## Task details
Omit images. Retype all entries verbatim.

## Data shown
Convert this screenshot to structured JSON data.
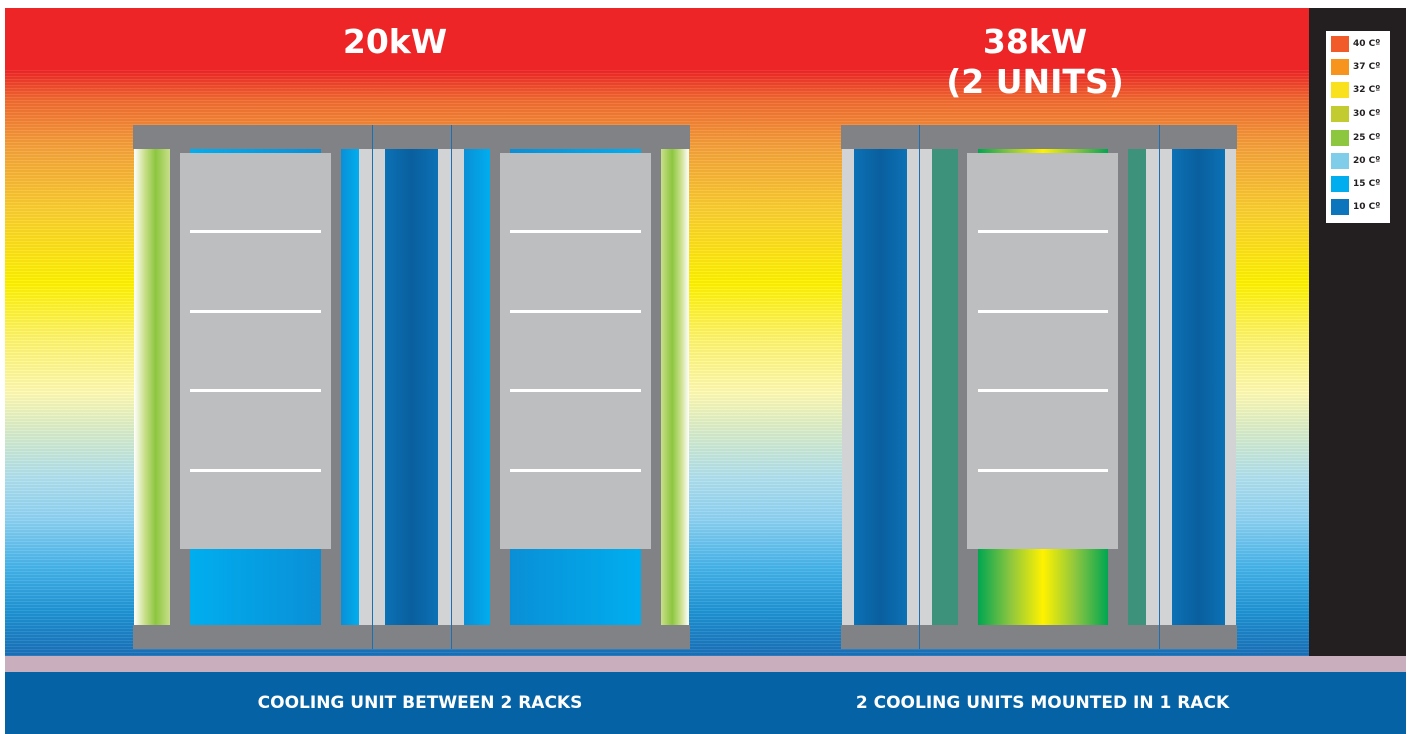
{
  "diagram": {
    "left_title": "20kW",
    "right_title_line1": "38kW",
    "right_title_line2": "(2 UNITS)",
    "left_caption": "COOLING UNIT BETWEEN 2 RACKS",
    "right_caption": "2 COOLING UNITS MOUNTED IN 1 RACK"
  },
  "legend": {
    "items": [
      {
        "label": "40 Cº",
        "color": "#f15a29"
      },
      {
        "label": "37 Cº",
        "color": "#f7941d"
      },
      {
        "label": "32 Cº",
        "color": "#f9e11e"
      },
      {
        "label": "30 Cº",
        "color": "#c2cc31"
      },
      {
        "label": "25 Cº",
        "color": "#8dc63f"
      },
      {
        "label": "20 Cº",
        "color": "#7fcde8"
      },
      {
        "label": "15 Cº",
        "color": "#00aeef"
      },
      {
        "label": "10 Cº",
        "color": "#0c75bc"
      }
    ]
  },
  "colors": {
    "hot": "#ee2526",
    "warm": "#fff200",
    "cool": "#1a70b8",
    "footer": "#0563a5"
  }
}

## Exercise response
Convert this screenshot to structured JSON data.
{
  "diagram": {
    "left_title": "20kW",
    "right_title_line1": "38kW",
    "right_title_line2": "(2 UNITS)",
    "left_caption": "COOLING UNIT BETWEEN 2 RACKS",
    "right_caption": "2 COOLING UNITS MOUNTED IN 1 RACK"
  },
  "legend": {
    "items": [
      {
        "label": "40 Cº",
        "color": "#f15a29"
      },
      {
        "label": "37 Cº",
        "color": "#f7941d"
      },
      {
        "label": "32 Cº",
        "color": "#f9e11e"
      },
      {
        "label": "30 Cº",
        "color": "#c2cc31"
      },
      {
        "label": "25 Cº",
        "color": "#8dc63f"
      },
      {
        "label": "20 Cº",
        "color": "#7fcde8"
      },
      {
        "label": "15 Cº",
        "color": "#00aeef"
      },
      {
        "label": "10 Cº",
        "color": "#0c75bc"
      }
    ]
  },
  "colors": {
    "hot": "#ee2526",
    "warm": "#fff200",
    "cool": "#1a70b8",
    "footer": "#0563a5"
  }
}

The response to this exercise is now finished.